**STATED GOAL**. Copy each line in which the string "this" occurs.
--- START OF EXTRACTED RECORDS ---
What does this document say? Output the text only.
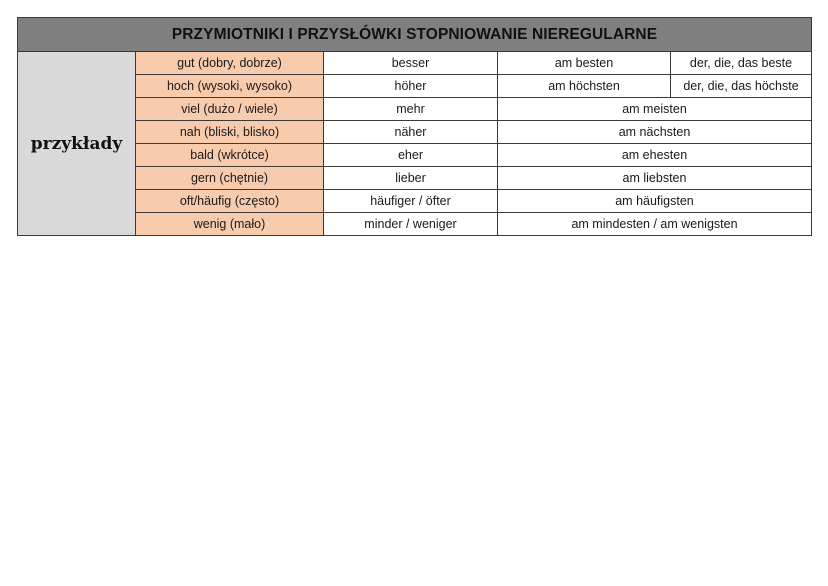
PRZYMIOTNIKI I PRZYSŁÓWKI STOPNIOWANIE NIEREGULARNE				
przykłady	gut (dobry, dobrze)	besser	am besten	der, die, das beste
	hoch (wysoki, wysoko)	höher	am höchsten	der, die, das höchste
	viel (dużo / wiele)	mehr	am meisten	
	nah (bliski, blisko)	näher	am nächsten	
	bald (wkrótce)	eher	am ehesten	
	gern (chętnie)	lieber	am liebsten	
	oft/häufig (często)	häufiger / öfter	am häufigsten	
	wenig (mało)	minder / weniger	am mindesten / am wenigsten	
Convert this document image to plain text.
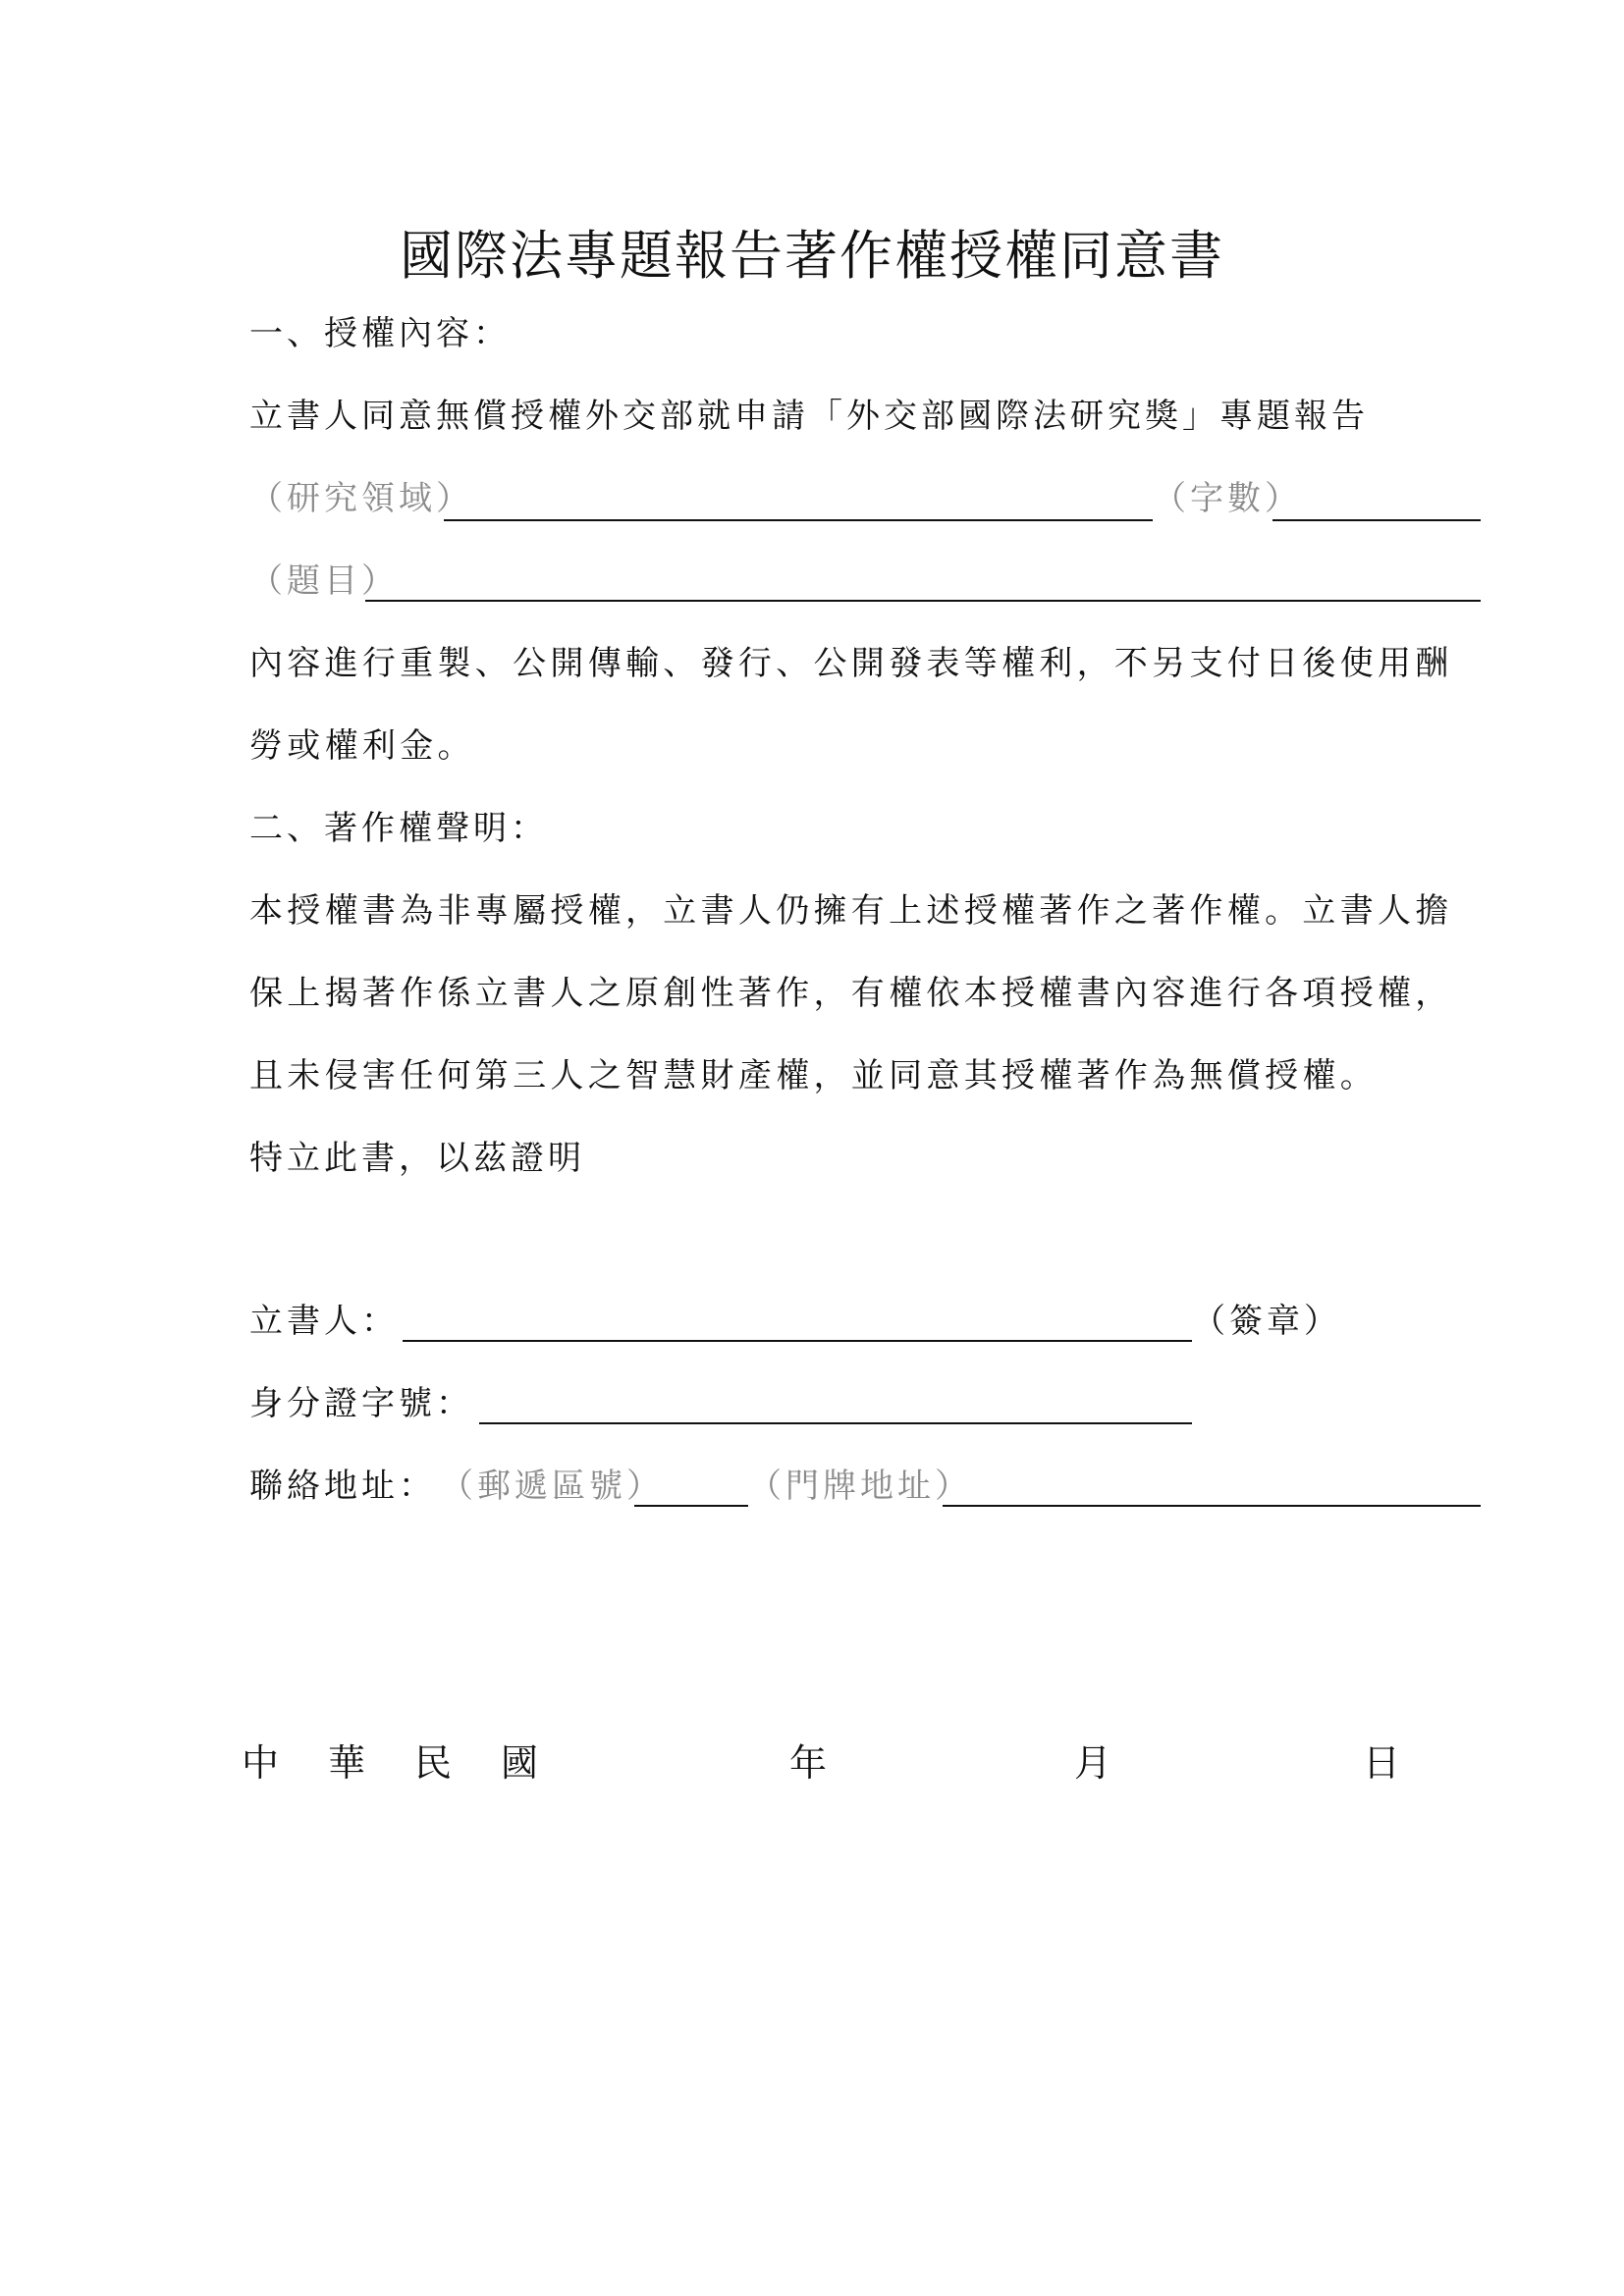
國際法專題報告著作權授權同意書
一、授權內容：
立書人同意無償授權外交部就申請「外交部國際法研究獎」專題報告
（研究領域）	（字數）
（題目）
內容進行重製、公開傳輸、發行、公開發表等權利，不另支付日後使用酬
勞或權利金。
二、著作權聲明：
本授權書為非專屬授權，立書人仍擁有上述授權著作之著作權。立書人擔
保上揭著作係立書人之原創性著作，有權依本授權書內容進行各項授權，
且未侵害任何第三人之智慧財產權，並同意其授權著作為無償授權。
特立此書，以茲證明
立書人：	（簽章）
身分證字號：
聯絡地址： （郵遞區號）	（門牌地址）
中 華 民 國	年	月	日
--- END OF EXTRACTED RECORDS ---
**EXERCISE ANSWER**.
What does this document say? Output the text only.
Convert this document image to plain text.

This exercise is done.